Required task -
In the data below, locate each line with the word "arrow" and list it.

Exercise materials -
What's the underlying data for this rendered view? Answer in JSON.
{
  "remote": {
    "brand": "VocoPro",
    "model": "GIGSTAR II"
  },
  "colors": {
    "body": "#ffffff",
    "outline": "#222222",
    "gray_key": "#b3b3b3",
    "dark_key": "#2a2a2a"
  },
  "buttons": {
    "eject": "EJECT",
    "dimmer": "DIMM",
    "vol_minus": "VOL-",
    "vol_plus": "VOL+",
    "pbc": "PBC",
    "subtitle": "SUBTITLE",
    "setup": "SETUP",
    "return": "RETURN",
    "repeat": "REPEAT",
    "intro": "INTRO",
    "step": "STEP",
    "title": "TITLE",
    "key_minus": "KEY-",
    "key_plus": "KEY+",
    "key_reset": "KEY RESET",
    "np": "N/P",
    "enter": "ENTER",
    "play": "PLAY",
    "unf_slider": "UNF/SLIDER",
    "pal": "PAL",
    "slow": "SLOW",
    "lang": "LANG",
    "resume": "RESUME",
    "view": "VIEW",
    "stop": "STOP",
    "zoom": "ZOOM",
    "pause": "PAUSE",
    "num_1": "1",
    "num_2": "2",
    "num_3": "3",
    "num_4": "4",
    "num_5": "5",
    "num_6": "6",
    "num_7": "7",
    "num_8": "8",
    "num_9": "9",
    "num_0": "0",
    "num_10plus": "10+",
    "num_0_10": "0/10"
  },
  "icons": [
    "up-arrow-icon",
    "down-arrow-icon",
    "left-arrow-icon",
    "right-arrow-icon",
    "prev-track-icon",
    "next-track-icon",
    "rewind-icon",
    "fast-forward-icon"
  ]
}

Written solution -
    "up-arrow-icon",
    "down-arrow-icon",
    "left-arrow-icon",
    "right-arrow-icon",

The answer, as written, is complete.